Selected text:
4. EXPRESSIONS AND STATEMENTS
4.1 EXPRESSIONS
This section discusses the general syntactic properties of expressions in RED.
Semantic issues are described elsewhere in this document: operator overloading in
Section 8.1, side effects
in Section 5.2, disambiguation of literal and constructor
forms in Section 3.3.4.
4.1.1 OPERATOR PRECEDENCE LEVELS
RED complies with the Steelman requirement (SM 4F) concerning precedence
levels. Although a smaller number of precedence levels could have been achieved by
adopting the Pascal convention of merging the BOOL operators into the arithmetic
hierarchy (i.e., placing AND with the multiplicative operators, and OR and XOR with
the additive operators), we chose to use the ALGOL 60 [Na60] approach and to place g
the BOOL operators at lower precedence. In making this choice, we adopted the
advice of N. Wirth, the designer of Pascal. In a paper which assessed the Pascal
language, Wirth made the following statement [Wi77, p.194]:
In the interest of simplicity and efficient translatability, Pascal
aimed at a reasonably small number of operator precedence levels. ALGOL
60's hierarchy of 9 levels seemed clearly too baroque ... In retrospect,
however, the decision to break with a widely used tradition seems ill-advised,
particularly with the growing significance of complicated Boolean
expressions in connection with program verification.
4.1.2 EFFECT OF PARENTHESES
RED has adopted a simple rule concerning parenthesization:
- when parentheses are present, they dictate the grouping of operators with
operands, and
- when parentheses are absent, consecutive operators at the same precedence
level in an expression are grouped with their operands from left to right.
As an example of the first rule, the translator is not free to elaborate
x+(y+z) as (x+y)+z (or as y+(x+z), etc.) unless it can guarantee semantic
equivalence. Thus, in cases such as floating-point arithmetic where it may be
critical for the programmer to control operator/operand association,
parenthesization may be used for this purpose.
The second rule implies that an expression such as x-y+z is parsed as (x-y)+z.
Although it might be argued that x-y+z is "psychologically ambiguous" and that
parentheses should be required (cf. SM UG), considerations of language simplicity
dictate otherwise. The Ironman requirement 4G attempted to define a set of
circumstances under which parentheses are necessary ("whenever an expression has a
nonassociative operator to the left of an operator of the same precedence"), but
this constraint was overly restrictive. It implied, for example, that the
(psychologically unambiguous) expression a/b + c/d would be illegal, since the
nonassociative operator "/" is to the left of another occurrence of "/". The note
in Steelman 4G corrects this Ironman problem, since it suggests a weaker
restriction; viz, "requiring explicit parentheses to resolve the operator-operand
association whenever a nonassociative operator appears to the left of an operator of
the same precedence at the least-binding precedence level of any subexpression."
However, the price in language complexity outweighs the benefits of such a rule, and
we therefore adopted the simple and widely used left-to-right associativity
conventions.
It is important to note that left-to-right operator/operand association within
precedence levels does ng; imply left-to-right elaboration order. In particular,
although x-y+z is parsed as (x-y)+z, the order in which the x, y, and z operands are
elaborated is undefined.
4.2 MANIFEST EXPRESSIONS
One of the design decisions which is significant with respect to efficiency,
simplicity, and usability is the definition of the class of expressions which are
manifest -- i.e., whose values are guaranteed to be computable at translation time.
This is important because type checking is to be performed at translation time, and
the user can define type-determining properties which are specified by expressions.

Goal:
Continue the RED design discussion of expressions and statements, picking up right after its last sentence on manifest expressions.

Excerpted records:
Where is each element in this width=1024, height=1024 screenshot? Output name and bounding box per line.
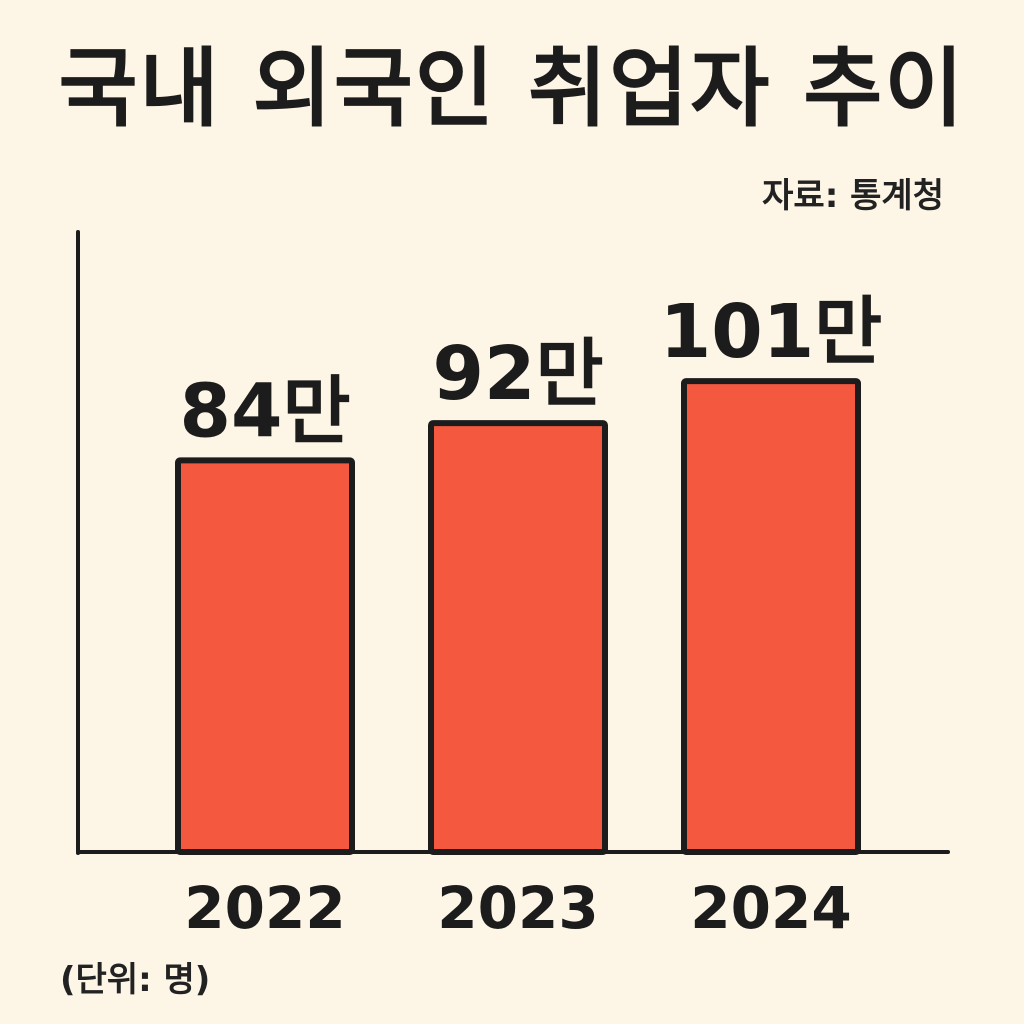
value-label-2023: 92만 <box>432 331 603 417</box>
chart-source: 자료: 통계청 <box>762 176 944 216</box>
bar-2024 <box>681 378 861 855</box>
x-tick-label-2023: 2023 <box>437 874 598 942</box>
bars-layer <box>175 378 861 855</box>
x-tick-label-2024: 2024 <box>690 874 851 942</box>
chart-title: 국내 외국인 취업자 추이 <box>58 39 966 139</box>
x-tick-label-2022: 2022 <box>184 874 345 942</box>
bar-2023 <box>428 420 608 855</box>
value-label-2024: 101만 <box>660 289 883 375</box>
labels-layer: 84만 2022 92만 2023 101만 2024 <box>179 289 882 942</box>
value-label-2022: 84만 <box>179 368 350 454</box>
unit-note: (단위: 명) <box>60 960 211 1000</box>
bar-2022 <box>175 457 355 855</box>
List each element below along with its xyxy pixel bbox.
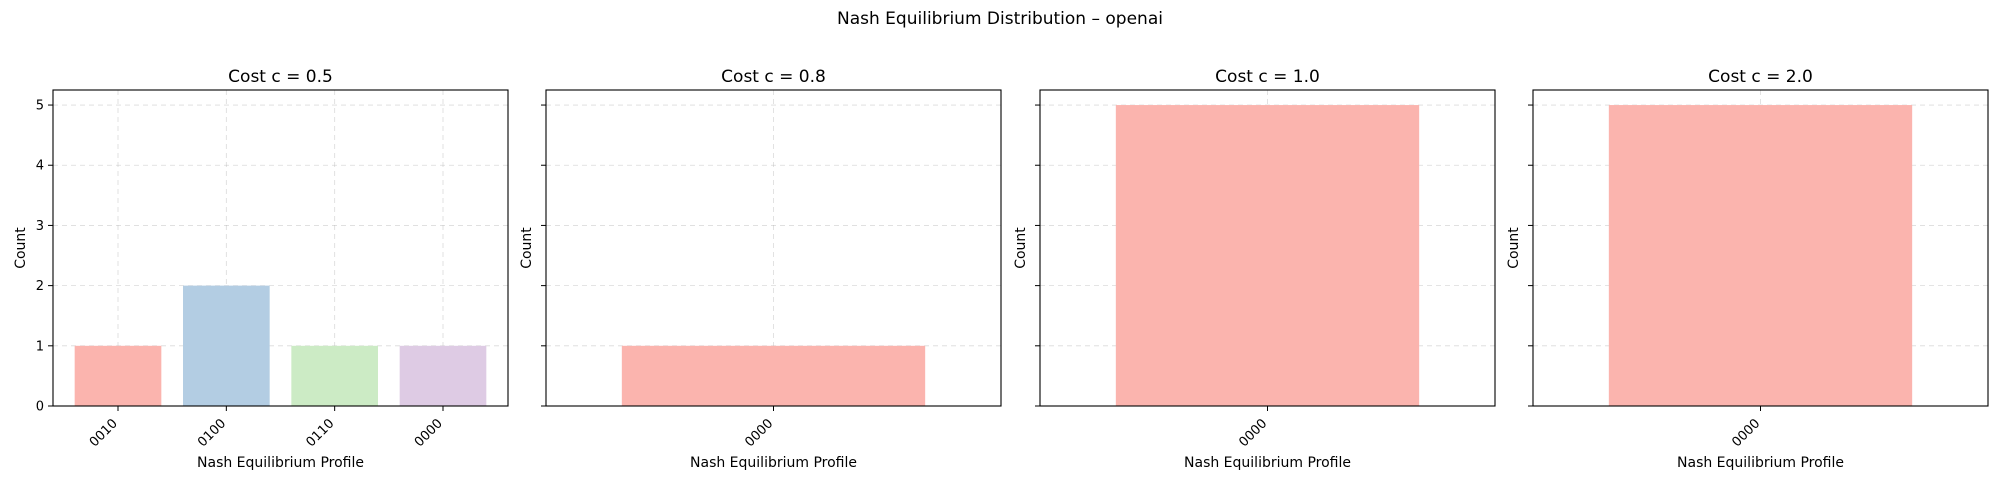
x-tick-label: 0110 bbox=[303, 416, 337, 450]
x-axis-label: Nash Equilibrium Profile bbox=[1184, 455, 1351, 471]
bar bbox=[1608, 105, 1913, 407]
x-tick-label: 0000 bbox=[1729, 416, 1763, 450]
bar bbox=[74, 345, 162, 406]
y-axis-label: Count bbox=[13, 227, 29, 269]
x-axis-label: Nash Equilibrium Profile bbox=[1677, 455, 1844, 471]
y-axis-label: Count bbox=[519, 227, 535, 269]
bar bbox=[1115, 105, 1420, 407]
y-tick-label: 3 bbox=[36, 219, 44, 234]
x-tick-label: 0000 bbox=[1236, 416, 1270, 450]
y-tick-label: 4 bbox=[36, 159, 44, 174]
subplot-panel: 0000 Cost c = 0.8 Nash Equilibrium Profile… bbox=[519, 67, 1002, 471]
axes-frame bbox=[52, 89, 509, 407]
x-tick-label: 0000 bbox=[742, 416, 776, 450]
subplot-title: Cost c = 2.0 bbox=[1708, 67, 1813, 87]
subplot-panels: 0 1 2 3 4 5 0010 0100 0110 0000 Cost c = 0.5 Nash E… bbox=[13, 67, 1989, 471]
x-tick-label: 0100 bbox=[195, 416, 229, 450]
subplot-title: Cost c = 0.8 bbox=[721, 67, 826, 87]
x-tick-label: 0000 bbox=[412, 416, 446, 450]
y-axis-label: Count bbox=[1506, 227, 1522, 269]
subplot-title: Cost c = 0.5 bbox=[228, 67, 333, 87]
x-axis-label: Nash Equilibrium Profile bbox=[197, 455, 364, 471]
y-tick-label: 2 bbox=[36, 279, 44, 294]
bar bbox=[291, 345, 378, 406]
bar bbox=[621, 345, 926, 406]
subplot-panel: 0000 Cost c = 1.0 Nash Equilibrium Profile… bbox=[1013, 67, 1496, 471]
bar bbox=[399, 345, 487, 406]
y-tick-label: 0 bbox=[36, 400, 44, 415]
y-tick-label: 5 bbox=[36, 99, 44, 114]
x-tick-label: 0010 bbox=[87, 416, 121, 450]
x-axis-label: Nash Equilibrium Profile bbox=[690, 455, 857, 471]
subplot-title: Cost c = 1.0 bbox=[1215, 67, 1320, 87]
bar bbox=[183, 285, 270, 406]
subplot-panel: 0 1 2 3 4 5 0010 0100 0110 0000 Cost c = 0.5 Nash E… bbox=[13, 67, 509, 471]
subplot-panel: 0000 Cost c = 2.0 Nash Equilibrium Profile… bbox=[1506, 67, 1989, 471]
figure-suptitle: Nash Equilibrium Distribution – openai bbox=[837, 9, 1163, 29]
y-tick-label: 1 bbox=[36, 339, 44, 354]
y-axis-label: Count bbox=[1013, 227, 1029, 269]
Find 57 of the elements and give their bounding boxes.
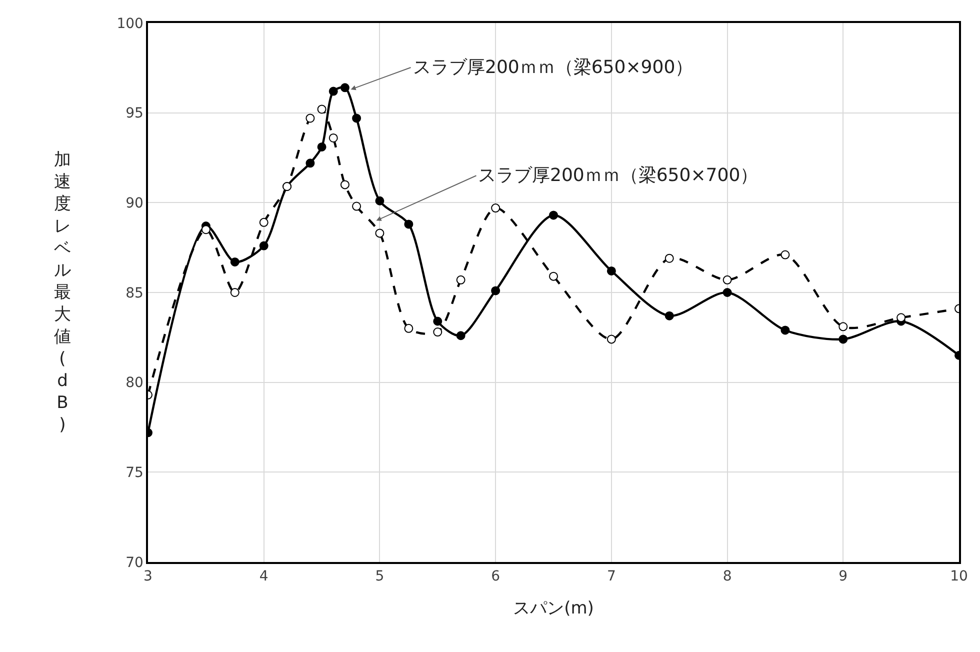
point [317,142,326,152]
point [259,218,268,227]
x-tick-label: 10 [950,568,968,585]
annotation: スラブ厚200ｍｍ（梁650×700） [478,165,758,186]
point [780,326,790,335]
point [549,272,558,281]
point [549,210,558,220]
point [306,158,315,168]
point [780,250,790,260]
point [230,257,240,266]
y-tick-label: 70 [126,554,144,571]
point [340,83,350,92]
point [201,225,210,234]
y-tick-label: 100 [116,16,144,32]
point [404,220,414,229]
point [433,328,442,337]
point [306,114,315,123]
point [375,228,384,238]
point [664,254,674,263]
point [340,180,350,190]
point [375,196,384,206]
point [838,322,848,332]
point [491,286,500,296]
point [606,334,616,344]
x-tick-label: 4 [259,568,268,585]
x-tick-label: 3 [144,568,152,585]
point [456,331,466,340]
point [491,204,500,213]
x-tick-label: 5 [375,568,384,585]
x-tick-label: 7 [606,568,616,585]
point [722,288,732,297]
y-tick-label: 90 [126,196,144,212]
y-tick-label: 80 [126,375,144,392]
point [352,202,362,211]
point [433,316,442,326]
point [230,288,240,297]
x-axis-title: スパン(m) [513,598,594,618]
y-tick-label: 95 [126,106,144,122]
annotation: スラブ厚200ｍｍ（梁650×900） [413,57,694,78]
y-tick-label: 85 [126,285,144,302]
point [404,324,414,333]
x-tick-label: 6 [491,568,500,585]
x-tick-label: 9 [838,568,848,585]
point [896,313,906,322]
point [259,241,268,250]
point [328,133,338,142]
x-tick-label: 8 [722,568,732,585]
point [606,266,616,276]
y-tick-label: 75 [126,465,144,482]
point [317,104,326,114]
point [722,275,732,284]
text: 加速度レベル最大値(dB) [54,150,71,436]
point [352,114,362,123]
point [328,86,338,96]
point [838,334,848,344]
point [456,275,466,284]
point [664,311,674,320]
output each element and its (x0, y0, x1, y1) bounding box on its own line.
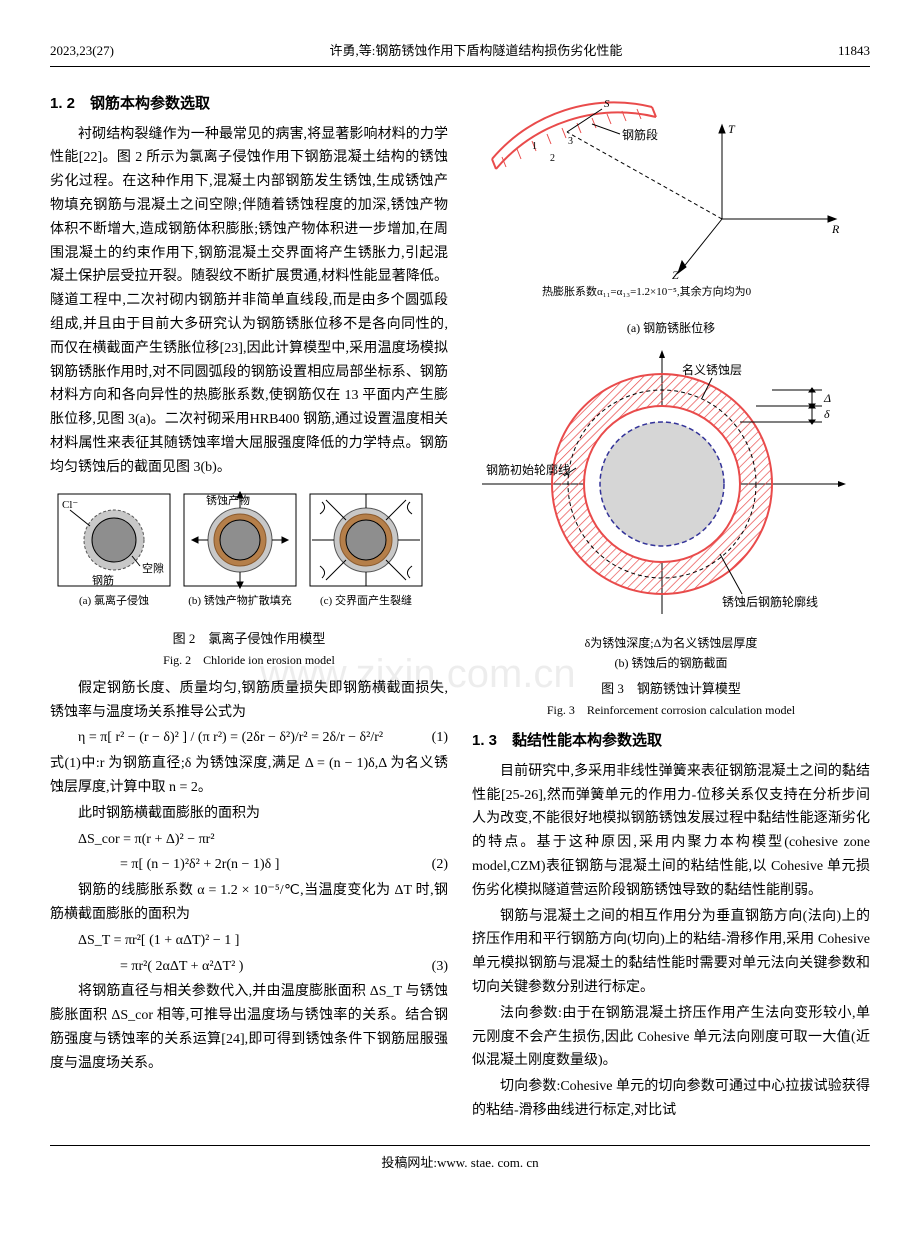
fig3b-Delta: Δ (823, 391, 831, 405)
right-column: 钢筋段 S 1 2 3 T R Z 热膨胀系数α₁₁=α₁₃=1.2×10⁻⁵,… (472, 83, 870, 1125)
fig3b-after: 锈蚀后钢筋轮廓线 (722, 594, 818, 609)
fig3a-s: S (604, 98, 610, 110)
para-3: 式(1)中:r 为钢筋直径;δ 为锈蚀深度,满足 Δ = (n − 1)δ,Δ … (50, 752, 448, 800)
equation-2b: = π[ (n − 1)²δ² + 2r(n − 1)δ ] (2) (50, 853, 448, 877)
figure-3a-svg: 钢筋段 S 1 2 3 T R Z 热膨胀系数α₁₁=α₁₃=1.2×10⁻⁵,… (472, 89, 852, 309)
para-r3: 法向参数:由于在钢筋混凝土挤压作用产生法向变形较小,单元刚度不会产生损伤,因此 … (472, 1002, 870, 1073)
fig3b-subcap: (b) 锈蚀后的钢筋截面 (472, 653, 870, 673)
figure-3b-svg: 名义锈蚀层 钢筋初始轮廓线 锈蚀后钢筋轮廓线 Δ δ (472, 344, 852, 624)
fig3a-n3: 3 (568, 136, 573, 147)
header-center: 许勇,等:钢筋锈蚀作用下盾构隧道结构损伤劣化性能 (330, 40, 623, 62)
fig2-rebar-label: 钢筋 (92, 573, 114, 587)
page-footer: 投稿网址:www. stae. com. cn (50, 1145, 870, 1174)
para-6: 将钢筋直径与相关参数代入,并由温度膨胀面积 ΔS_T 与锈蚀膨胀面积 ΔS_co… (50, 980, 448, 1075)
fig3a-rebar-seg: 钢筋段 (622, 127, 658, 142)
left-column: 1. 2 钢筋本构参数选取 衬砌结构裂缝作为一种最常见的病害,将显著影响材料的力… (50, 83, 448, 1125)
para-r1: 目前研究中,多采用非线性弹簧来表征钢筋混凝土之间的黏结性能[25-26],然而弹… (472, 760, 870, 903)
para-1: 衬砌结构裂缝作为一种最常见的病害,将显著影响材料的力学性能[22]。图 2 所示… (50, 123, 448, 480)
eq2a-body: ΔS_cor = π(r + Δ)² − πr² (50, 828, 448, 852)
page-header: 2023,23(27) 许勇,等:钢筋锈蚀作用下盾构隧道结构损伤劣化性能 118… (50, 40, 870, 67)
eq2b-body: = π[ (n − 1)²δ² + 2r(n − 1)δ ] (50, 853, 404, 877)
eq1-num: (1) (404, 726, 448, 750)
section-1-2-title: 1. 2 钢筋本构参数选取 (50, 91, 448, 117)
fig2-sub-b: (b) 锈蚀产物扩散填充 (188, 593, 292, 607)
fig3a-note: 热膨胀系数α₁₁=α₁₃=1.2×10⁻⁵,其余方向均为0 (542, 284, 752, 298)
eq3a-body: ΔS_T = πr²[ (1 + αΔT)² − 1 ] (50, 929, 448, 953)
fig2-caption-cn: 图 2 氯离子侵蚀作用模型 (50, 628, 448, 650)
section-1-3-title: 1. 3 黏结性能本构参数选取 (472, 728, 870, 754)
fig3b-nominal: 名义锈蚀层 (682, 362, 742, 377)
fig3a-Z: Z (672, 268, 679, 282)
fig2-caption-en: Fig. 2 Chloride ion erosion model (50, 650, 448, 670)
fig2-sub-a: (a) 氯离子侵蚀 (79, 593, 149, 607)
fig3a-subcap: (a) 钢筋锈胀位移 (472, 318, 870, 338)
fig3a-T: T (728, 122, 736, 136)
fig3a-n2: 2 (550, 153, 555, 164)
figure-2-svg: Cl⁻ 钢筋 空隙 锈蚀产物 (50, 486, 430, 616)
two-column-layout: 1. 2 钢筋本构参数选取 衬砌结构裂缝作为一种最常见的病害,将显著影响材料的力… (50, 83, 870, 1125)
fig2-sub-c: (c) 交界面产生裂缝 (320, 593, 412, 607)
para-5: 钢筋的线膨胀系数 α = 1.2 × 10⁻⁵/℃,当温度变化为 ΔT 时,钢筋… (50, 879, 448, 927)
fig3-caption-en: Fig. 3 Reinforcement corrosion calculati… (472, 700, 870, 720)
eq3b-body: = πr²( 2αΔT + α²ΔT² ) (50, 955, 404, 979)
header-right: 11843 (838, 40, 870, 62)
fig3b-init: 钢筋初始轮廓线 (486, 462, 570, 477)
fig2-gap-label: 空隙 (142, 561, 164, 575)
fig2-cl-label: Cl⁻ (62, 499, 78, 511)
fig3-caption-cn: 图 3 钢筋锈蚀计算模型 (472, 678, 870, 700)
fig3b-note: δ为锈蚀深度;Δ为名义锈蚀层厚度 (472, 633, 870, 653)
eq3b-num: (3) (404, 955, 448, 979)
fig3b-delta: δ (824, 407, 830, 421)
para-4: 此时钢筋横截面膨胀的面积为 (50, 802, 448, 826)
fig3a-R: R (831, 222, 840, 236)
equation-1: η = π[ r² − (r − δ)² ] / (π r²) = (2δr −… (50, 726, 448, 750)
equation-2a: ΔS_cor = π(r + Δ)² − πr² (50, 828, 448, 852)
para-r4: 切向参数:Cohesive 单元的切向参数可通过中心拉拔试验获得的粘结-滑移曲线… (472, 1075, 870, 1123)
equation-3b: = πr²( 2αΔT + α²ΔT² ) (3) (50, 955, 448, 979)
figure-3b: 名义锈蚀层 钢筋初始轮廓线 锈蚀后钢筋轮廓线 Δ δ δ为锈蚀深度;Δ为名义锈蚀… (472, 344, 870, 720)
para-2: 假定钢筋长度、质量均匀,钢筋质量损失即钢筋横截面损失,锈蚀率与温度场关系推导公式… (50, 677, 448, 725)
figure-3a: 钢筋段 S 1 2 3 T R Z 热膨胀系数α₁₁=α₁₃=1.2×10⁻⁵,… (472, 89, 870, 338)
fig2-rust-label: 锈蚀产物 (206, 493, 250, 507)
eq2b-num: (2) (404, 853, 448, 877)
fig3a-n1: 1 (532, 141, 537, 152)
header-left: 2023,23(27) (50, 40, 114, 62)
eq1-body: η = π[ r² − (r − δ)² ] / (π r²) = (2δr −… (50, 726, 404, 750)
figure-2: Cl⁻ 钢筋 空隙 锈蚀产物 (50, 486, 448, 671)
equation-3a: ΔS_T = πr²[ (1 + αΔT)² − 1 ] (50, 929, 448, 953)
para-r2: 钢筋与混凝土之间的相互作用分为垂直钢筋方向(法向)上的挤压作用和平行钢筋方向(切… (472, 905, 870, 1000)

In response:
For example, with the declaration
GENERIC n:INT
TYPE vector[n]: ARRAY INT (1..n) OF FLOAT (5, -1.0E7..1.0E7);
the types vector[1], vector[2], etc., are all different. But suppose the user
declares
VAR v1: vector[exp1];
VAR v2: vector[exp2];
Do v1 and v2 have the same type? The language must define conditions to be met by
exp1 and exp2 so that they can be guaranteed to be translation time evaluable.
In addition to their use in translation time property lists such as in the
above example, manifest values are required for floating point precision (SM 3-1D)
and are used in connection with the conditional translation facility. Specifically,
if the BOOL expression in an IF statement is manifest, only the selected branch is
translated (SM 6C); the analogous situation holds for CASE statements.
There is a wide range of design alternatives concerning the generality of
manifest expressions. One rather extreme position would be to limit manifest values
to literals. Pascal is very close to this extreme in that it requires either a
literal or the name of a literal (a declared CONSTant) and limits manifest values to
be from simple data types. At the other extreme, a language could place minimal
restrictions on manifest computation (e.g., I/O would be excluded). Such a
definition would allow translation time invocation of user-defined routines taking
parameters of user-defined types.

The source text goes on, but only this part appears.